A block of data
>>
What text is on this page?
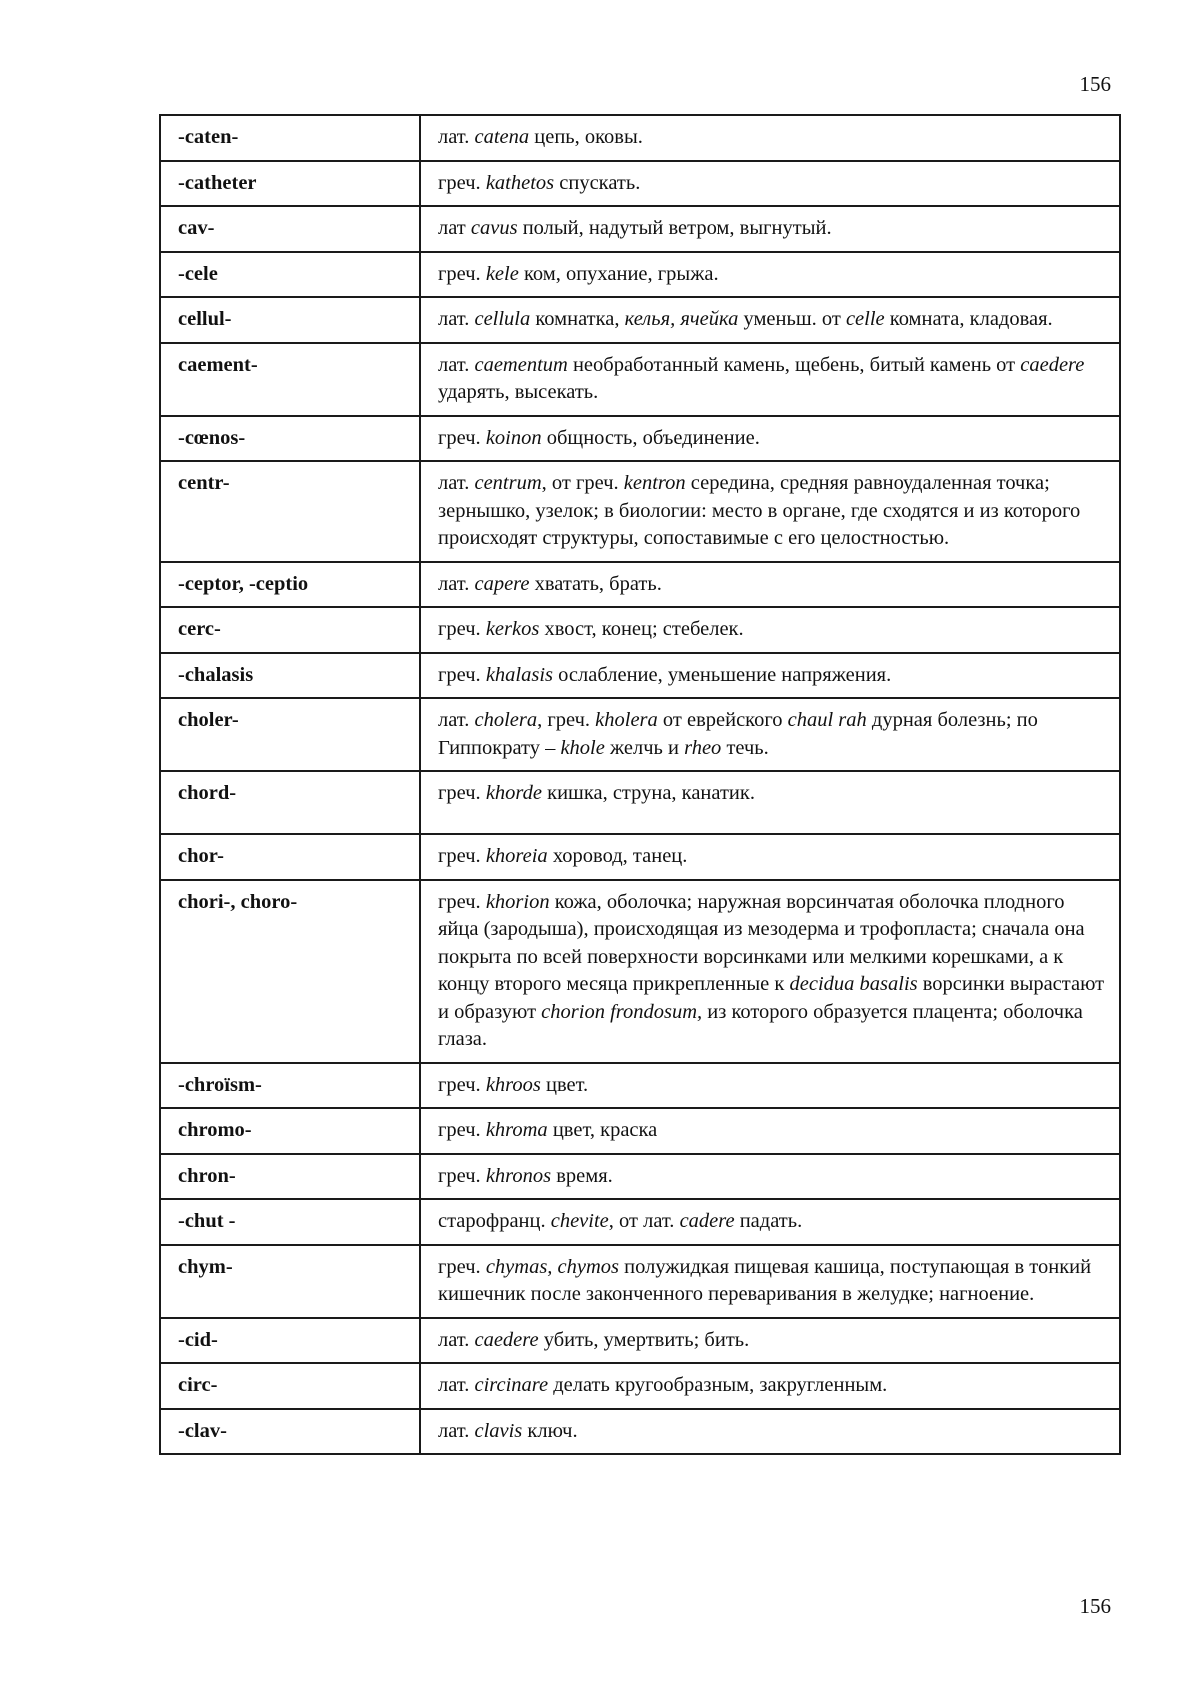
156
-caten-	лат. catena цепь, оковы.
-catheter	греч. kathetos спускать.
cav-	лат cavus полый, надутый ветром, выгнутый.
-cele	греч. kele ком, опухание, грыжа.
cellul-	лат. cellula комнатка, келья, ячейка уменьш. от celle комната, кладовая.
caement-	лат. caementum необработанный камень, щебень, битый камень от caedere ударять, высекать.
-cœnos-	греч. koinon общность, объединение.
centr-	лат. centrum, от греч. kentron середина, средняя равноудаленная точка; зернышко, узелок; в биологии: место в органе, где сходятся и из которого происходят структуры, сопоставимые с его целостностью.
-ceptor, -ceptio	лат. capere хватать, брать.
cerc-	греч. kerkos хвост, конец; стебелек.
-chalasis	греч. khalasis ослабление, уменьшение напряжения.
choler-	лат. cholera, греч. kholera от еврейского chaul rah дурная болезнь; по Гиппократу – khole желчь и rheo течь.
chord-	греч. khorde кишка, струна, канатик.
chor-	греч. khoreia хоровод, танец.
chori-, choro-	греч. khorion кожа, оболочка; наружная ворсинчатая оболочка плодного яйца (зародыша), происходящая из мезодерма и трофопласта; сначала она покрыта по всей поверхности ворсинками или мелкими корешками, а к концу второго месяца прикрепленные к decidua basalis ворсинки вырастают и образуют chorion frondosum, из которого образуется плацента; оболочка глаза.
-chroïsm-	греч. khroos цвет.
chromo-	греч. khroma цвет, краска
chron-	греч. khronos время.
-chut -	старофранц. chevite, от лат. cadere падать.
chym-	греч. chymas, chymos полужидкая пищевая кашица, поступающая в тонкий кишечник после законченного переваривания в желудке; нагноение.
-cid-	лат. caedere убить, умертвить; бить.
circ-	лат. circinare делать кругообразным, закругленным.
-clav-	лат. clavis ключ.
156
<<
Task objective:
Take the listing and print it again exactly, but without any pictures.

Response to the task:
What text is on this page?
156
-caten-	лат. catena цепь, оковы.
-catheter	греч. kathetos спускать.
cav-	лат cavus полый, надутый ветром, выгнутый.
-cele	греч. kele ком, опухание, грыжа.
cellul-	лат. cellula комнатка, келья, ячейка уменьш. от celle комната, кладовая.
caement-	лат. caementum необработанный камень, щебень, битый камень от caedere ударять, высекать.
-cœnos-	греч. koinon общность, объединение.
centr-	лат. centrum, от греч. kentron середина, средняя равноудаленная точка; зернышко, узелок; в биологии: место в органе, где сходятся и из которого происходят структуры, сопоставимые с его целостностью.
-ceptor, -ceptio	лат. capere хватать, брать.
cerc-	греч. kerkos хвост, конец; стебелек.
-chalasis	греч. khalasis ослабление, уменьшение напряжения.
choler-	лат. cholera, греч. kholera от еврейского chaul rah дурная болезнь; по Гиппократу – khole желчь и rheo течь.
chord-	греч. khorde кишка, струна, канатик.
chor-	греч. khoreia хоровод, танец.
chori-, choro-	греч. khorion кожа, оболочка; наружная ворсинчатая оболочка плодного яйца (зародыша), происходящая из мезодерма и трофопласта; сначала она покрыта по всей поверхности ворсинками или мелкими корешками, а к концу второго месяца прикрепленные к decidua basalis ворсинки вырастают и образуют chorion frondosum, из которого образуется плацента; оболочка глаза.
-chroïsm-	греч. khroos цвет.
chromo-	греч. khroma цвет, краска
chron-	греч. khronos время.
-chut -	старофранц. chevite, от лат. cadere падать.
chym-	греч. chymas, chymos полужидкая пищевая кашица, поступающая в тонкий кишечник после законченного переваривания в желудке; нагноение.
-cid-	лат. caedere убить, умертвить; бить.
circ-	лат. circinare делать кругообразным, закругленным.
-clav-	лат. clavis ключ.
156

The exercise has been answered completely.